## Written exercise
Report only the number of lines in this material that include "konání".

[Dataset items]
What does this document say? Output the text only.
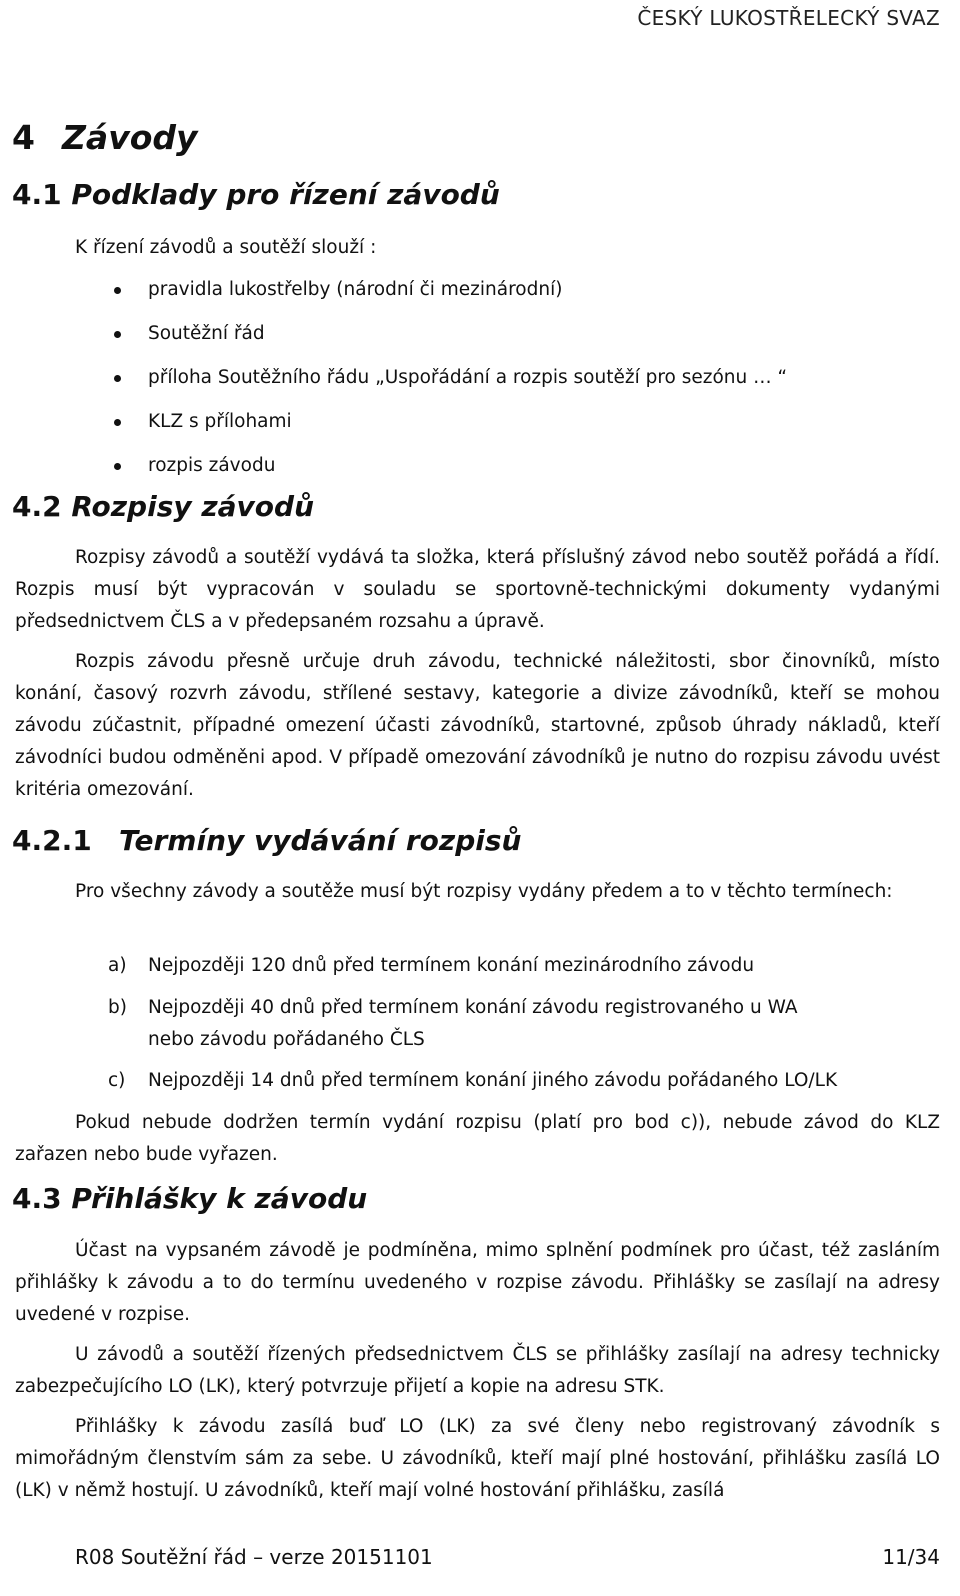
ČESKÝ LUKOSTŘELECKÝ SVAZ
4 Závody
4.1 Podklady pro řízení závodů

K řízení závodů a soutěží slouží :

pravidla lukostřelby (národní či mezinárodní)
Soutěžní řád
příloha Soutěžního řádu „Uspořádání a rozpis soutěží pro sezónu … “
KLZ s přílohami
rozpis závodu
4.2 Rozpisy závodů

Rozpisy závodů a soutěží vydává ta složka, která příslušný závod nebo soutěž pořádá a řídí. Rozpis musí být vypracován v souladu se sportovně-technickými dokumenty vydanými předsednictvem ČLS a v předepsaném rozsahu a úpravě.

Rozpis závodu přesně určuje druh závodu, technické náležitosti, sbor činovníků, místo konání, časový rozvrh závodu, střílené sestavy, kategorie a divize závodníků, kteří se mohou závodu zúčastnit, případné omezení účasti závodníků, startovné, způsob úhrady nákladů, kteří závodníci budou odměněni apod. V případě omezování závodníků je nutno do rozpisu závodu uvést kritéria omezování.

4.2.1 Termíny vydávání rozpisů

Pro všechny závody a soutěže musí být rozpisy vydány předem a to v těchto termínech:

a) Nejpozději 120 dnů před termínem konání mezinárodního závodu
b) Nejpozději 40 dnů před termínem konání závodu registrovaného u WA
nebo závodu pořádaného ČLS
c) Nejpozději 14 dnů před termínem konání jiného závodu pořádaného LO/LK

Pokud nebude dodržen termín vydání rozpisu (platí pro bod c)), nebude závod do KLZ zařazen nebo bude vyřazen.

4.3 Přihlášky k závodu

Účast na vypsaném závodě je podmíněna, mimo splnění podmínek pro účast, též zasláním přihlášky k závodu a to do termínu uvedeného v rozpise závodu. Přihlášky se zasílají na adresy uvedené v rozpise.

U závodů a soutěží řízených předsednictvem ČLS se přihlášky zasílají na adresy technicky zabezpečujícího LO (LK), který potvrzuje přijetí a kopie na adresu STK.

Přihlášky k závodu zasílá buď LO (LK) za své členy nebo registrovaný závodník s mimořádným členstvím sám za sebe. U závodníků, kteří mají plné hostování, přihlášku zasílá LO (LK) v němž hostují. U závodníků, kteří mají volné hostování přihlášku, zasílá

R08 Soutěžní řád – verze 20151101	11/34
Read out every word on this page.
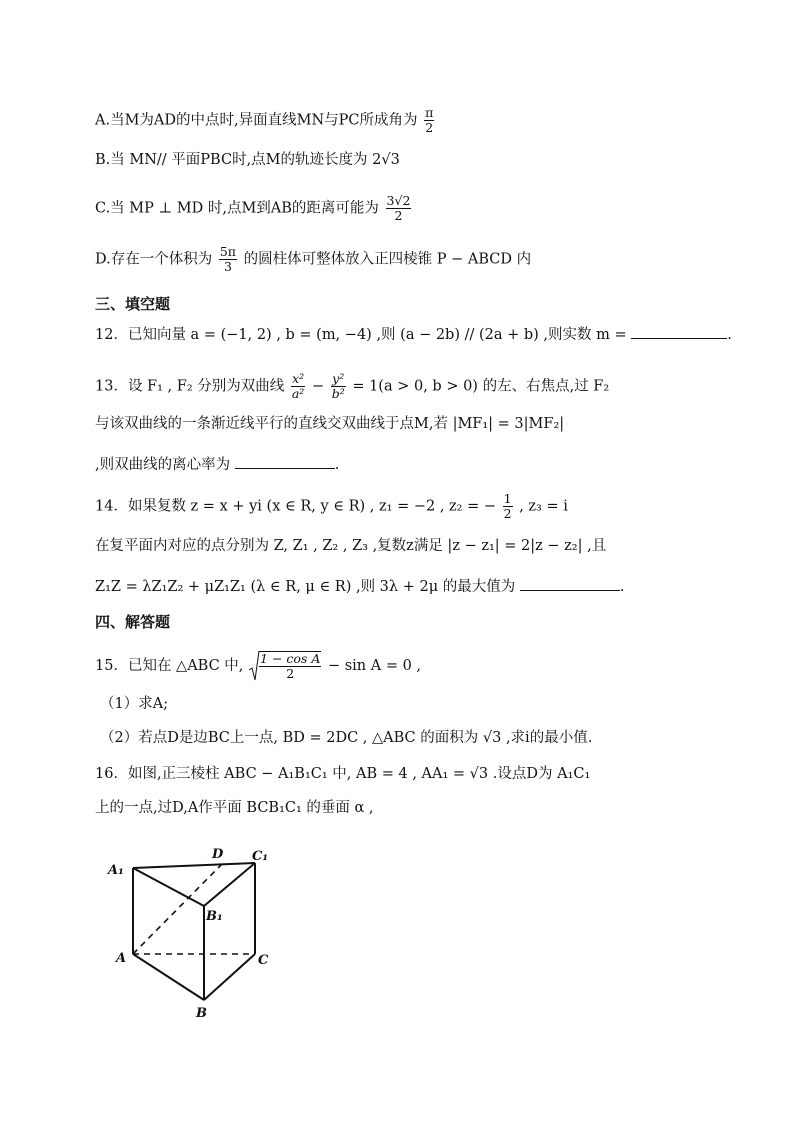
A.当M为AD的中点时,异面直线MN与PC所成角为 $\frac{\pi}{2}$
B.当 MN// 平面PBC时,点M的轨迹长度为 2√3
C.当 MP ⊥ MD 时,点M到AB的距离可能为 $\frac{3√2}{2}$
D.存在一个体积为 $\frac{5\pi}{3}$ 的圆柱体可整体放入正四棱锥 P − ABCD 内
三、填空题
12．已知向量 a = (−1, 2) , b = (m, −4) ,则 (a − 2b) // (2a + b) ,则实数 m =	.
13．设 F₁ , F₂ 分别为双曲线 $\frac{\text{x²}}{\text{a²}} - \frac{\text{y²}}{\text{b²}} = 1(a > 0$, b > 0) 的左、右焦点,过 F₂
与该双曲线的一条渐近线平行的直线交双曲线于点M,若 |MF₁| = 3|MF₂|
,则双曲线的离心率为	.
14．如果复数 z = x + yi (x ∈ R, y ∈ R) , z₁ = −2 , z₂ = − $\frac{1}{2}$ , z₃ = i
在复平面内对应的点分别为 Z, Z₁ , Z₂ , Z₃ ,复数z满足 |z − z₁| = 2|z − z₂| ,且
Z₁Z = λZ₁Z₂ + μZ₁Z₁ (λ ∈ R, μ ∈ R) ,则 3λ + 2μ 的最大值为	.
四、解答题
15．已知在 △ABC 中, $\frac{\text{1 − cos A}}{2} - \sin A = 0$ ,
（1）求A;
（2）若点D是边BC上一点, BD = 2DC , △ABC 的面积为 √3 ,求i的最小值.
16．如图,正三棱柱 ABC − A₁B₁C₁ 中, AB = 4 , AA₁ = √3 .设点D为 A₁C₁
上的一点,过D,A作平面 BCB₁C₁ 的垂面 α ,
A₁
D C₁
B₁
A	C
B
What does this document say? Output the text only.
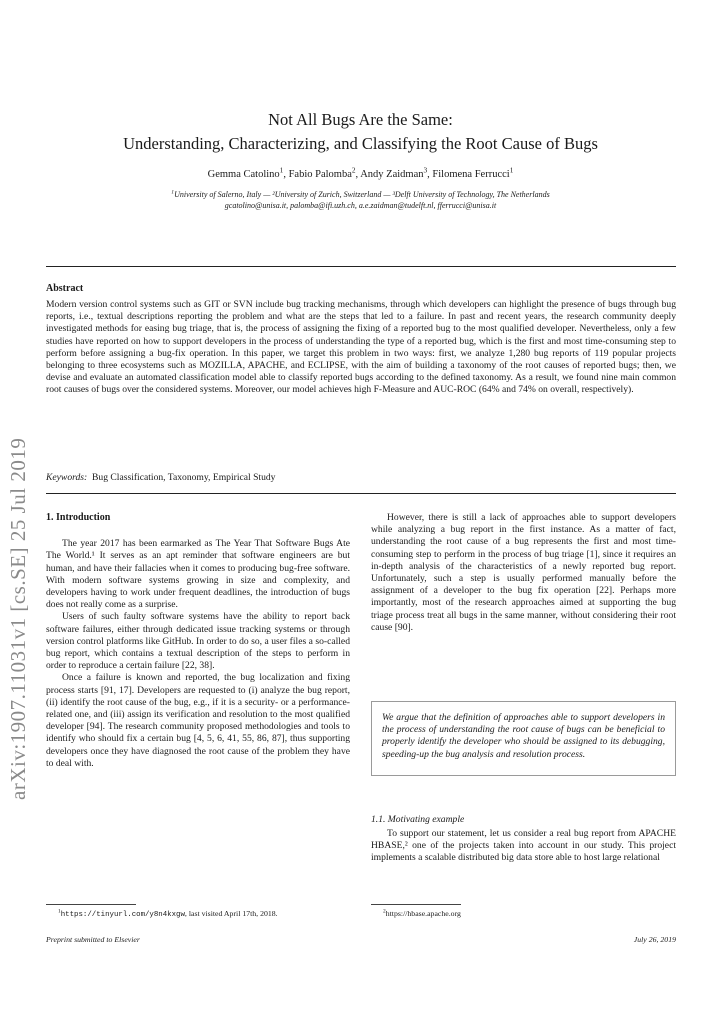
Not All Bugs Are the Same:
Understanding, Characterizing, and Classifying the Root Cause of Bugs
Gemma Catolino$^1$, Fabio Palomba$^2$, Andy Zaidman$^3$, Filomena Ferrucci$^1$
$^1$University of Salerno, Italy — ²University of Zurich, Switzerland — ³Delft University of Technology, The Netherlands
gcatolino@unisa.it, palomba@ifi.uzh.ch, a.e.zaidman@tudelft.nl, fferrucci@unisa.it
Abstract
Modern version control systems such as GIT or SVN include bug tracking mechanisms, through which developers can highlight the presence of bugs through bug reports, i.e., textual descriptions reporting the problem and what are the steps that led to a failure. In past and recent years, the research community deeply investigated methods for easing bug triage, that is, the process of assigning the fixing of a reported bug to the most qualified developer. Nevertheless, only a few studies have reported on how to support developers in the process of understanding the type of a reported bug, which is the first and most time-consuming step to perform before assigning a bug-fix operation. In this paper, we target this problem in two ways: first, we analyze 1,280 bug reports of 119 popular projects belonging to three ecosystems such as MOZILLA, APACHE, and ECLIPSE, with the aim of building a taxonomy of the root causes of reported bugs; then, we devise and evaluate an automated classification model able to classify reported bugs according to the defined taxonomy. As a result, we found nine main common root causes of bugs over the considered systems. Moreover, our model achieves high F-Measure and AUC-ROC (64% and 74% on overall, respectively).
Keywords: Bug Classification, Taxonomy, Empirical Study
arXiv:1907.11031v1 [cs.SE] 25 Jul 2019	1. Introduction

The year 2017 has been earmarked as The Year That Software Bugs Ate The World.¹ It serves as an apt reminder that software engineers are but human, and have their fallacies when it comes to producing bug-free software. With modern software systems growing in size and complexity, and developers having to work under frequent deadlines, the introduction of bugs does not really come as a surprise.

Users of such faulty software systems have the ability to report back software failures, either through dedicated issue tracking systems or through version control platforms like GitHub. In order to do so, a user files a so-called bug report, which contains a textual description of the steps to perform in order to reproduce a certain failure [22, 38].

Once a failure is known and reported, the bug localization and fixing process starts [91, 17]. Developers are requested to (i) analyze the bug report, (ii) identify the root cause of the bug, e.g., if it is a security- or a performance-related one, and (iii) assign its verification and resolution to the most qualified developer [94]. The research community proposed methodologies and tools to identify who should fix a certain bug [4, 5, 6, 41, 55, 86, 87], thus supporting developers once they have diagnosed the root cause of the problem they have to deal with.

However, there is still a lack of approaches able to support developers while analyzing a bug report in the first instance. As a matter of fact, understanding the root cause of a bug represents the first and most time-consuming step to perform in the process of bug triage [1], since it requires an in-depth analysis of the characteristics of a newly reported bug report. Unfortunately, such a step is usually performed manually before the assignment of a developer to the bug fix operation [22]. Perhaps more importantly, most of the research approaches aimed at supporting the bug triage process treat all bugs in the same manner, without considering their root cause [90].

We argue that the definition of approaches able to support developers in the process of understanding the root cause of bugs can be beneficial to properly identify the developer who should be assigned to its debugging, speeding-up the bug analysis and resolution process.
1.1. Motivating example

To support our statement, let us consider a real bug report from APACHE HBASE,² one of the projects taken into account in our study. This project implements a scalable distributed big data store able to host large relational

$^1$https://tinyurl.com/y8n4kxgw, last visited April 17th, 2018.	$^2$https://hbase.apache.org
Preprint submitted to Elsevier	July 26, 2019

## Output for this task
4